* Stated goal *
Each line of the material must be returned exactly.
::::
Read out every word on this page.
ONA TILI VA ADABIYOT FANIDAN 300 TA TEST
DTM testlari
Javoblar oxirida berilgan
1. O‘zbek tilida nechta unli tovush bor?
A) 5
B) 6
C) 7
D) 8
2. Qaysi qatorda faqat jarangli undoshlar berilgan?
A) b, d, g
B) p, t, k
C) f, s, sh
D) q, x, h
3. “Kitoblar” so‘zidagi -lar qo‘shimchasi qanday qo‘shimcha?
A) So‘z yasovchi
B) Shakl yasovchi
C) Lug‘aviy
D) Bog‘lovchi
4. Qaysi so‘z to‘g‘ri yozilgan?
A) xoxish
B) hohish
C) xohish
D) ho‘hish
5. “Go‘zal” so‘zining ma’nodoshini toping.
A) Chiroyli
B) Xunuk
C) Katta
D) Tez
::::
* Complete output *
Read out every word on this page.
ONA TILI VA ADABIYOT FANIDAN 300 TA TEST
DTM testlari
Javoblar oxirida berilgan
1. O‘zbek tilida nechta unli tovush bor?
A) 5
B) 6
C) 7
D) 8
2. Qaysi qatorda faqat jarangli undoshlar berilgan?
A) b, d, g
B) p, t, k
C) f, s, sh
D) q, x, h
3. “Kitoblar” so‘zidagi -lar qo‘shimchasi qanday qo‘shimcha?
A) So‘z yasovchi
B) Shakl yasovchi
C) Lug‘aviy
D) Bog‘lovchi
4. Qaysi so‘z to‘g‘ri yozilgan?
A) xoxish
B) hohish
C) xohish
D) ho‘hish
5. “Go‘zal” so‘zining ma’nodoshini toping.
A) Chiroyli
B) Xunuk
C) Katta
D) Tez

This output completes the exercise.